What the task requires
Identify and copy all lines of the material where the string "осуществление" is found.

Working data
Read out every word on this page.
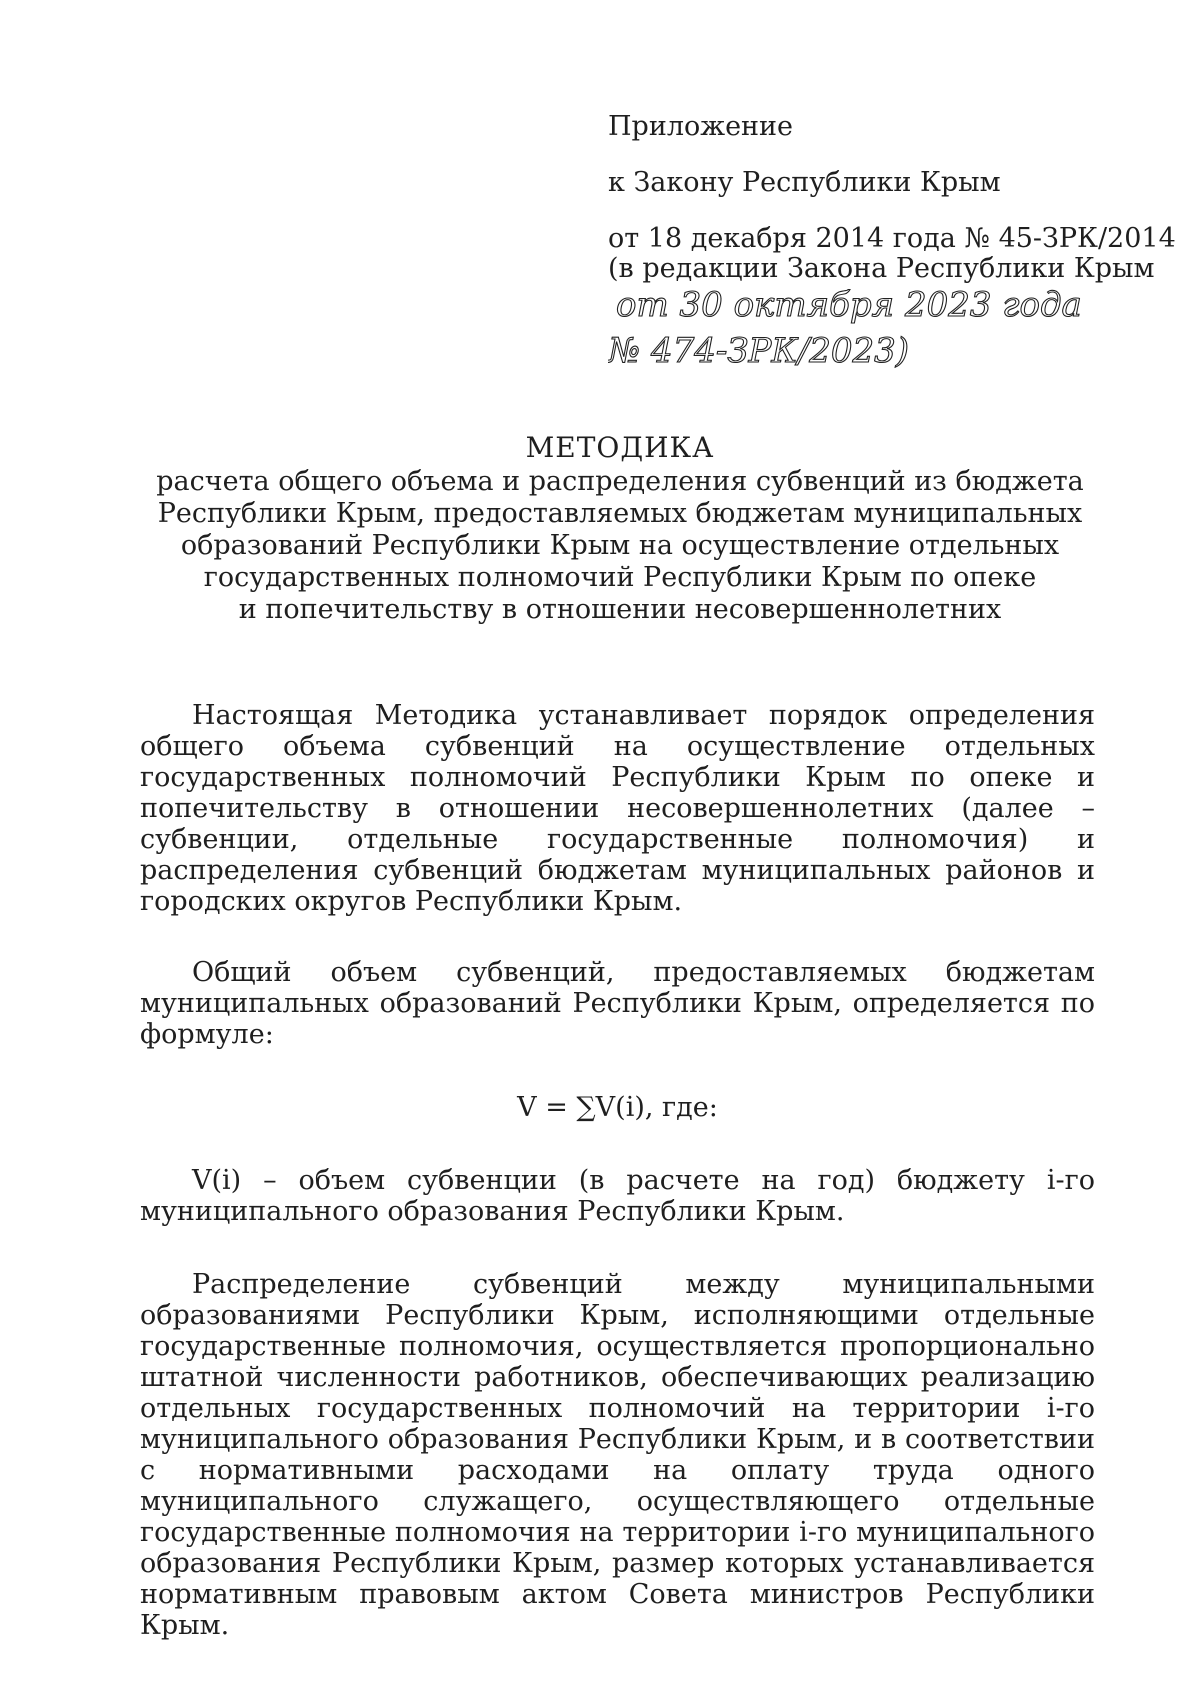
Приложение
к Закону Республики Крым
от 18 декабря 2014 года № 45-ЗРК/2014
(в редакции Закона Республики Крым
от 30 октября 2023 года
№ 474-ЗРК/2023)
МЕТОДИКА
расчета общего объема и распределения субвенций из бюджета
Республики Крым, предоставляемых бюджетам муниципальных
образований Республики Крым на осуществление отдельных
государственных полномочий Республики Крым по опеке
и попечительству в отношении несовершеннолетних

Настоящая Методика устанавливает порядок определения общего объема субвенций на осуществление отдельных государственных полномочий Республики Крым по опеке и попечительству в отношении несовершеннолетних (далее – субвенции, отдельные государственные полномочия) и распределения субвенций бюджетам муниципальных районов и городских округов Республики Крым.

Общий объем субвенций, предоставляемых бюджетам муниципальных образований Республики Крым, определяется по формуле:

V = ∑V(i), где:

V(i) – объем субвенции (в расчете на год) бюджету i-го муниципального образования Республики Крым.

Распределение субвенций между муниципальными образованиями Республики Крым, исполняющими отдельные государственные полномочия, осуществляется пропорционально штатной численности работников, обеспечивающих реализацию отдельных государственных полномочий на территории i-го муниципального образования Республики Крым, и в соответствии с нормативными расходами на оплату труда одного муниципального служащего, осуществляющего отдельные государственные полномочия на территории i-го муниципального образования Республики Крым, размер которых устанавливается нормативным правовым актом Совета министров Республики Крым.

Solution
образований Республики Крым на осуществление отдельных
Настоящая Методика устанавливает порядок определения общего объема субвенций на осуществление отдельных государственных полномочий Республики Крым по опеке и попечительству в отношении несовершеннолетних (далее – субвенции, отдельные государственные полномочия) и распределения субвенций бюджетам муниципальных районов и городских округов Республики Крым.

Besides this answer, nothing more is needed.